-- Start Data section --

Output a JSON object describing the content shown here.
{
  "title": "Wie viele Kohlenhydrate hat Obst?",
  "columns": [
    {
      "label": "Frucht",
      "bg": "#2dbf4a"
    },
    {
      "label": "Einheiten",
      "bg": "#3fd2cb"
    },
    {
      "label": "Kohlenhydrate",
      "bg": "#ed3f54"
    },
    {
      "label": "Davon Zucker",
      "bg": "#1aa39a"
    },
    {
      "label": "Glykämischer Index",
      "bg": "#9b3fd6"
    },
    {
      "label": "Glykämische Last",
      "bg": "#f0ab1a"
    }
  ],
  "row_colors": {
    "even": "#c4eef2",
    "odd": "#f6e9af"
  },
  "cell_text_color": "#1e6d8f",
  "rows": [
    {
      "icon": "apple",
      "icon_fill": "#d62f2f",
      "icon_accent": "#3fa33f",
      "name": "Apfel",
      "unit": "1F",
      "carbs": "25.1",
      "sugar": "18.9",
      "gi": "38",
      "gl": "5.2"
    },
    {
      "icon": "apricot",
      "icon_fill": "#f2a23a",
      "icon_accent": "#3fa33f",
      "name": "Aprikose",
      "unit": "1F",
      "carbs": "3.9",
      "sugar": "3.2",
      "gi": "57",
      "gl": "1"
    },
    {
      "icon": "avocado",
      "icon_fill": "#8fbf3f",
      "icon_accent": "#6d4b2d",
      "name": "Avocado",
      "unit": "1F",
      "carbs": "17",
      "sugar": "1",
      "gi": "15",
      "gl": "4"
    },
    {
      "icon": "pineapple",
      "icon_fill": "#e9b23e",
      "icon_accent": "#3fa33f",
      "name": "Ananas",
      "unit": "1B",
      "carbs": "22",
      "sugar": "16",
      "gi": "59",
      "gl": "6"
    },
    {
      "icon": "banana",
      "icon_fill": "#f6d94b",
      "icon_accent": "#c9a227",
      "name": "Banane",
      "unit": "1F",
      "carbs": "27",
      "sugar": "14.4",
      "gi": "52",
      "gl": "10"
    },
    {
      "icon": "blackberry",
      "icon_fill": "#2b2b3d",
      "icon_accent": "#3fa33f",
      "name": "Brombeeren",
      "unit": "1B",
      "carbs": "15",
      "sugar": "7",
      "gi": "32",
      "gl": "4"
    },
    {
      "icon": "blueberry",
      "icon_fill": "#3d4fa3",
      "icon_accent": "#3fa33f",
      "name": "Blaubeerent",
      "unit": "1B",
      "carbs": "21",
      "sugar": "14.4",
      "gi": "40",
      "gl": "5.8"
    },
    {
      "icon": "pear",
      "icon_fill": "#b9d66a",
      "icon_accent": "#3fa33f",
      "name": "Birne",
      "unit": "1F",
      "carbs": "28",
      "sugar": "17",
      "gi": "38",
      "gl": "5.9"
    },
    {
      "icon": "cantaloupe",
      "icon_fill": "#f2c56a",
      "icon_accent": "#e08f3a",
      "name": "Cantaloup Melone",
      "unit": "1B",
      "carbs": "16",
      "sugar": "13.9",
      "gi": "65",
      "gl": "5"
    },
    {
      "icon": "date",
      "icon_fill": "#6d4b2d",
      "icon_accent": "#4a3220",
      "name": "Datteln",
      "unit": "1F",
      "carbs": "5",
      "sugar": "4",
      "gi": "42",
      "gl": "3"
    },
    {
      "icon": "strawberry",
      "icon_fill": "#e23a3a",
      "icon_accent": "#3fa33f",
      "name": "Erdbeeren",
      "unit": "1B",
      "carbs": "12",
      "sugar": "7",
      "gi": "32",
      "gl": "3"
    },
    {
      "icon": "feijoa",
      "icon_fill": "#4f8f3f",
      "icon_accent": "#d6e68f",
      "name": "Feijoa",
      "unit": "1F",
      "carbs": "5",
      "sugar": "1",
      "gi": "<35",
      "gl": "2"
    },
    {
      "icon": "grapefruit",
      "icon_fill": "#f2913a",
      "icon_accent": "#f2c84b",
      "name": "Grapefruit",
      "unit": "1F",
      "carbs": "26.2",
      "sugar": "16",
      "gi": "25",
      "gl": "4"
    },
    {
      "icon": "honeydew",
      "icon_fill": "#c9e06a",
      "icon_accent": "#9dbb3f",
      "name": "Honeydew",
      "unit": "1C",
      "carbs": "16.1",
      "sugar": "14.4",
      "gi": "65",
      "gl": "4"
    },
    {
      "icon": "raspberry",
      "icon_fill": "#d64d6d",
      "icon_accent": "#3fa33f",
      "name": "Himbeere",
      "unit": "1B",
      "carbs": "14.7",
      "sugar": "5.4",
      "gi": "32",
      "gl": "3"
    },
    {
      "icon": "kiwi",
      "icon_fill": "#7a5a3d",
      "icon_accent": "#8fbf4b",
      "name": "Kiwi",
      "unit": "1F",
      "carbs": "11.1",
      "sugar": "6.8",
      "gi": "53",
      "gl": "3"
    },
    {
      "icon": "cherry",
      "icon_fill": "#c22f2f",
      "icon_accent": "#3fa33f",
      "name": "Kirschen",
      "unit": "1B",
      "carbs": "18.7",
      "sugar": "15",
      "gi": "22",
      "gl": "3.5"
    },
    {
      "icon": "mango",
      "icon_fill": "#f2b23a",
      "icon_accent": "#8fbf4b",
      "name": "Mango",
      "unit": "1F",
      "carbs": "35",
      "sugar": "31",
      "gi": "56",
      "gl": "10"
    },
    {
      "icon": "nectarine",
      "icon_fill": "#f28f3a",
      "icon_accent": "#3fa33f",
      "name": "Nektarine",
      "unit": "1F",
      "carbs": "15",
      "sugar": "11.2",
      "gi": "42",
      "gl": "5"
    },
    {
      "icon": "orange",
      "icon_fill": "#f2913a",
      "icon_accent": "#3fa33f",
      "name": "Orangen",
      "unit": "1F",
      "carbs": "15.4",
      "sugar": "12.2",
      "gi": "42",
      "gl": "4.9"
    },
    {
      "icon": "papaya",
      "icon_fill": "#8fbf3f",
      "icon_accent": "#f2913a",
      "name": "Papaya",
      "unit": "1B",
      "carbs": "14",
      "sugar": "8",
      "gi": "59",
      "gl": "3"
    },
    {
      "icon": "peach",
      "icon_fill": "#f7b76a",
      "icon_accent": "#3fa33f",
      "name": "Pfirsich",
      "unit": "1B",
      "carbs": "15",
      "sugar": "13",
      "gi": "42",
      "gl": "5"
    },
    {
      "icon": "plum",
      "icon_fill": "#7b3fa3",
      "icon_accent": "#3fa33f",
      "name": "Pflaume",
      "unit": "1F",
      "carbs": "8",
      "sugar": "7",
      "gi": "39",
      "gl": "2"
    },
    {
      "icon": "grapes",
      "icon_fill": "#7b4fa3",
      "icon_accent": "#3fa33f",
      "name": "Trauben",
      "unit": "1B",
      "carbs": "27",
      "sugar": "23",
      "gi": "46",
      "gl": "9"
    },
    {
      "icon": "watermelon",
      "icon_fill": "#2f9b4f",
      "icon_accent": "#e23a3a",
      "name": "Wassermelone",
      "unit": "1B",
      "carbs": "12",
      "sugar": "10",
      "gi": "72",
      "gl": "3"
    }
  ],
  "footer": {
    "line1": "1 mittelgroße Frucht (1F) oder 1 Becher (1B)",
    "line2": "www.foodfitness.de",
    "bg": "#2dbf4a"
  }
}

-- End Data section --

- **Requirement**
Write the data from above out again, exactly.

- **Answer to this exercise**
Output a JSON object describing the content shown here.
{
  "title": "Wie viele Kohlenhydrate hat Obst?",
  "columns": [
    {
      "label": "Frucht",
      "bg": "#2dbf4a"
    },
    {
      "label": "Einheiten",
      "bg": "#3fd2cb"
    },
    {
      "label": "Kohlenhydrate",
      "bg": "#ed3f54"
    },
    {
      "label": "Davon Zucker",
      "bg": "#1aa39a"
    },
    {
      "label": "Glykämischer Index",
      "bg": "#9b3fd6"
    },
    {
      "label": "Glykämische Last",
      "bg": "#f0ab1a"
    }
  ],
  "row_colors": {
    "even": "#c4eef2",
    "odd": "#f6e9af"
  },
  "cell_text_color": "#1e6d8f",
  "rows": [
    {
      "icon": "apple",
      "icon_fill": "#d62f2f",
      "icon_accent": "#3fa33f",
      "name": "Apfel",
      "unit": "1F",
      "carbs": "25.1",
      "sugar": "18.9",
      "gi": "38",
      "gl": "5.2"
    },
    {
      "icon": "apricot",
      "icon_fill": "#f2a23a",
      "icon_accent": "#3fa33f",
      "name": "Aprikose",
      "unit": "1F",
      "carbs": "3.9",
      "sugar": "3.2",
      "gi": "57",
      "gl": "1"
    },
    {
      "icon": "avocado",
      "icon_fill": "#8fbf3f",
      "icon_accent": "#6d4b2d",
      "name": "Avocado",
      "unit": "1F",
      "carbs": "17",
      "sugar": "1",
      "gi": "15",
      "gl": "4"
    },
    {
      "icon": "pineapple",
      "icon_fill": "#e9b23e",
      "icon_accent": "#3fa33f",
      "name": "Ananas",
      "unit": "1B",
      "carbs": "22",
      "sugar": "16",
      "gi": "59",
      "gl": "6"
    },
    {
      "icon": "banana",
      "icon_fill": "#f6d94b",
      "icon_accent": "#c9a227",
      "name": "Banane",
      "unit": "1F",
      "carbs": "27",
      "sugar": "14.4",
      "gi": "52",
      "gl": "10"
    },
    {
      "icon": "blackberry",
      "icon_fill": "#2b2b3d",
      "icon_accent": "#3fa33f",
      "name": "Brombeeren",
      "unit": "1B",
      "carbs": "15",
      "sugar": "7",
      "gi": "32",
      "gl": "4"
    },
    {
      "icon": "blueberry",
      "icon_fill": "#3d4fa3",
      "icon_accent": "#3fa33f",
      "name": "Blaubeerent",
      "unit": "1B",
      "carbs": "21",
      "sugar": "14.4",
      "gi": "40",
      "gl": "5.8"
    },
    {
      "icon": "pear",
      "icon_fill": "#b9d66a",
      "icon_accent": "#3fa33f",
      "name": "Birne",
      "unit": "1F",
      "carbs": "28",
      "sugar": "17",
      "gi": "38",
      "gl": "5.9"
    },
    {
      "icon": "cantaloupe",
      "icon_fill": "#f2c56a",
      "icon_accent": "#e08f3a",
      "name": "Cantaloup Melone",
      "unit": "1B",
      "carbs": "16",
      "sugar": "13.9",
      "gi": "65",
      "gl": "5"
    },
    {
      "icon": "date",
      "icon_fill": "#6d4b2d",
      "icon_accent": "#4a3220",
      "name": "Datteln",
      "unit": "1F",
      "carbs": "5",
      "sugar": "4",
      "gi": "42",
      "gl": "3"
    },
    {
      "icon": "strawberry",
      "icon_fill": "#e23a3a",
      "icon_accent": "#3fa33f",
      "name": "Erdbeeren",
      "unit": "1B",
      "carbs": "12",
      "sugar": "7",
      "gi": "32",
      "gl": "3"
    },
    {
      "icon": "feijoa",
      "icon_fill": "#4f8f3f",
      "icon_accent": "#d6e68f",
      "name": "Feijoa",
      "unit": "1F",
      "carbs": "5",
      "sugar": "1",
      "gi": "<35",
      "gl": "2"
    },
    {
      "icon": "grapefruit",
      "icon_fill": "#f2913a",
      "icon_accent": "#f2c84b",
      "name": "Grapefruit",
      "unit": "1F",
      "carbs": "26.2",
      "sugar": "16",
      "gi": "25",
      "gl": "4"
    },
    {
      "icon": "honeydew",
      "icon_fill": "#c9e06a",
      "icon_accent": "#9dbb3f",
      "name": "Honeydew",
      "unit": "1C",
      "carbs": "16.1",
      "sugar": "14.4",
      "gi": "65",
      "gl": "4"
    },
    {
      "icon": "raspberry",
      "icon_fill": "#d64d6d",
      "icon_accent": "#3fa33f",
      "name": "Himbeere",
      "unit": "1B",
      "carbs": "14.7",
      "sugar": "5.4",
      "gi": "32",
      "gl": "3"
    },
    {
      "icon": "kiwi",
      "icon_fill": "#7a5a3d",
      "icon_accent": "#8fbf4b",
      "name": "Kiwi",
      "unit": "1F",
      "carbs": "11.1",
      "sugar": "6.8",
      "gi": "53",
      "gl": "3"
    },
    {
      "icon": "cherry",
      "icon_fill": "#c22f2f",
      "icon_accent": "#3fa33f",
      "name": "Kirschen",
      "unit": "1B",
      "carbs": "18.7",
      "sugar": "15",
      "gi": "22",
      "gl": "3.5"
    },
    {
      "icon": "mango",
      "icon_fill": "#f2b23a",
      "icon_accent": "#8fbf4b",
      "name": "Mango",
      "unit": "1F",
      "carbs": "35",
      "sugar": "31",
      "gi": "56",
      "gl": "10"
    },
    {
      "icon": "nectarine",
      "icon_fill": "#f28f3a",
      "icon_accent": "#3fa33f",
      "name": "Nektarine",
      "unit": "1F",
      "carbs": "15",
      "sugar": "11.2",
      "gi": "42",
      "gl": "5"
    },
    {
      "icon": "orange",
      "icon_fill": "#f2913a",
      "icon_accent": "#3fa33f",
      "name": "Orangen",
      "unit": "1F",
      "carbs": "15.4",
      "sugar": "12.2",
      "gi": "42",
      "gl": "4.9"
    },
    {
      "icon": "papaya",
      "icon_fill": "#8fbf3f",
      "icon_accent": "#f2913a",
      "name": "Papaya",
      "unit": "1B",
      "carbs": "14",
      "sugar": "8",
      "gi": "59",
      "gl": "3"
    },
    {
      "icon": "peach",
      "icon_fill": "#f7b76a",
      "icon_accent": "#3fa33f",
      "name": "Pfirsich",
      "unit": "1B",
      "carbs": "15",
      "sugar": "13",
      "gi": "42",
      "gl": "5"
    },
    {
      "icon": "plum",
      "icon_fill": "#7b3fa3",
      "icon_accent": "#3fa33f",
      "name": "Pflaume",
      "unit": "1F",
      "carbs": "8",
      "sugar": "7",
      "gi": "39",
      "gl": "2"
    },
    {
      "icon": "grapes",
      "icon_fill": "#7b4fa3",
      "icon_accent": "#3fa33f",
      "name": "Trauben",
      "unit": "1B",
      "carbs": "27",
      "sugar": "23",
      "gi": "46",
      "gl": "9"
    },
    {
      "icon": "watermelon",
      "icon_fill": "#2f9b4f",
      "icon_accent": "#e23a3a",
      "name": "Wassermelone",
      "unit": "1B",
      "carbs": "12",
      "sugar": "10",
      "gi": "72",
      "gl": "3"
    }
  ],
  "footer": {
    "line1": "1 mittelgroße Frucht (1F) oder 1 Becher (1B)",
    "line2": "www.foodfitness.de",
    "bg": "#2dbf4a"
  }
}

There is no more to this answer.